DATA EXTRACT:
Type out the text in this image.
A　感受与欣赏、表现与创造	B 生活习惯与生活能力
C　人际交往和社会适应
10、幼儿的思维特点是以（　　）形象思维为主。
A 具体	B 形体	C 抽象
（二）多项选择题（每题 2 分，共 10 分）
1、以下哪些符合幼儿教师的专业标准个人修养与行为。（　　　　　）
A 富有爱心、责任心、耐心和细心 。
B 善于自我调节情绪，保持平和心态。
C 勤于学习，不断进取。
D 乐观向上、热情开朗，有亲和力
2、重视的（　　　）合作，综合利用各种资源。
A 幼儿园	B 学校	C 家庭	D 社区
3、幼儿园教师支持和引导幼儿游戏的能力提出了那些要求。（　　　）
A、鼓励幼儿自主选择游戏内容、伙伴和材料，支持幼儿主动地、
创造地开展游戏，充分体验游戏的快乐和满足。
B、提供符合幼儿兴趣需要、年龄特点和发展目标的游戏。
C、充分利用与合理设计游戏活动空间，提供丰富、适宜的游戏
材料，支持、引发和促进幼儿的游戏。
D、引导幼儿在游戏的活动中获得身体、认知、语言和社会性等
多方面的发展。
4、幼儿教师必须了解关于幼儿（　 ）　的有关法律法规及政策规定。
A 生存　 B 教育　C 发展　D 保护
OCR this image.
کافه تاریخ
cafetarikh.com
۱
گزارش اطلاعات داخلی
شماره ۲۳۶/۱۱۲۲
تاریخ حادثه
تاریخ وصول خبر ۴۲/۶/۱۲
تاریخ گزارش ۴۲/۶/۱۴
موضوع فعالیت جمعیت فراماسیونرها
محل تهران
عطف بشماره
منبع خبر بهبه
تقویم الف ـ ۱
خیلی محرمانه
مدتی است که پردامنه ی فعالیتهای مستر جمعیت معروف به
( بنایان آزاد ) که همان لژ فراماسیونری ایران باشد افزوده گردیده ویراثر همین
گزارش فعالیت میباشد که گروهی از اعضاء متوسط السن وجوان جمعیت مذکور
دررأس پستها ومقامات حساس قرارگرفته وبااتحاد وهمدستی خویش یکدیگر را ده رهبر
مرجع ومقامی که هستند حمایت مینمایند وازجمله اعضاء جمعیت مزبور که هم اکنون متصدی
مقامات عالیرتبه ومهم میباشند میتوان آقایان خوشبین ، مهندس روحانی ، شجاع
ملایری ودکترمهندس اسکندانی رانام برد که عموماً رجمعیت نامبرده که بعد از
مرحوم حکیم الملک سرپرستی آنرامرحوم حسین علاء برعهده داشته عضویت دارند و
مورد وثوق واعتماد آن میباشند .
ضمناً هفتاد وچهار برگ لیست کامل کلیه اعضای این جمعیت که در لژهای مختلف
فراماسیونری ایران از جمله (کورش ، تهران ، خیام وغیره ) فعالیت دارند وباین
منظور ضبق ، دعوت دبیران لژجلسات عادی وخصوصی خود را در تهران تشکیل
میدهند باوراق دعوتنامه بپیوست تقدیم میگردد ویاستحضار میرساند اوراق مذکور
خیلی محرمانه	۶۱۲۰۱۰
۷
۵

WHAT IS ASKED: Copy out the whole listing exactly.

FINISHED EXERCISE:
Type out the text in this image.
A　感受与欣赏、表现与创造	B 生活习惯与生活能力
C　人际交往和社会适应
10、幼儿的思维特点是以（　　）形象思维为主。
A 具体	B 形体	C 抽象
（二）多项选择题（每题 2 分，共 10 分）
1、以下哪些符合幼儿教师的专业标准个人修养与行为。（　　　　　）
A 富有爱心、责任心、耐心和细心 。
B 善于自我调节情绪，保持平和心态。
C 勤于学习，不断进取。
D 乐观向上、热情开朗，有亲和力
2、重视的（　　　）合作，综合利用各种资源。
A 幼儿园	B 学校	C 家庭	D 社区
3、幼儿园教师支持和引导幼儿游戏的能力提出了那些要求。（　　　）
A、鼓励幼儿自主选择游戏内容、伙伴和材料，支持幼儿主动地、
创造地开展游戏，充分体验游戏的快乐和满足。
B、提供符合幼儿兴趣需要、年龄特点和发展目标的游戏。
C、充分利用与合理设计游戏活动空间，提供丰富、适宜的游戏
材料，支持、引发和促进幼儿的游戏。
D、引导幼儿在游戏的活动中获得身体、认知、语言和社会性等
多方面的发展。
4、幼儿教师必须了解关于幼儿（　 ）　的有关法律法规及政策规定。
A 生存　 B 教育　C 发展　D 保护
OCR this image.
کافه تاریخ
cafetarikh.com
۱
گزارش اطلاعات داخلی
شماره ۲۳۶/۱۱۲۲
تاریخ حادثه
تاریخ وصول خبر ۴۲/۶/۱۲
تاریخ گزارش ۴۲/۶/۱۴
موضوع فعالیت جمعیت فراماسیونرها
محل تهران
عطف بشماره
منبع خبر بهبه
تقویم الف ـ ۱
خیلی محرمانه
مدتی است که پردامنه ی فعالیتهای مستر جمعیت معروف به
( بنایان آزاد ) که همان لژ فراماسیونری ایران باشد افزوده گردیده ویراثر همین
گزارش فعالیت میباشد که گروهی از اعضاء متوسط السن وجوان جمعیت مذکور
دررأس پستها ومقامات حساس قرارگرفته وبااتحاد وهمدستی خویش یکدیگر را ده رهبر
مرجع ومقامی که هستند حمایت مینمایند وازجمله اعضاء جمعیت مزبور که هم اکنون متصدی
مقامات عالیرتبه ومهم میباشند میتوان آقایان خوشبین ، مهندس روحانی ، شجاع
ملایری ودکترمهندس اسکندانی رانام برد که عموماً رجمعیت نامبرده که بعد از
مرحوم حکیم الملک سرپرستی آنرامرحوم حسین علاء برعهده داشته عضویت دارند و
مورد وثوق واعتماد آن میباشند .
ضمناً هفتاد وچهار برگ لیست کامل کلیه اعضای این جمعیت که در لژهای مختلف
فراماسیونری ایران از جمله (کورش ، تهران ، خیام وغیره ) فعالیت دارند وباین
منظور ضبق ، دعوت دبیران لژجلسات عادی وخصوصی خود را در تهران تشکیل
میدهند باوراق دعوتنامه بپیوست تقدیم میگردد ویاستحضار میرساند اوراق مذکور
خیلی محرمانه	۶۱۲۰۱۰
۷
۵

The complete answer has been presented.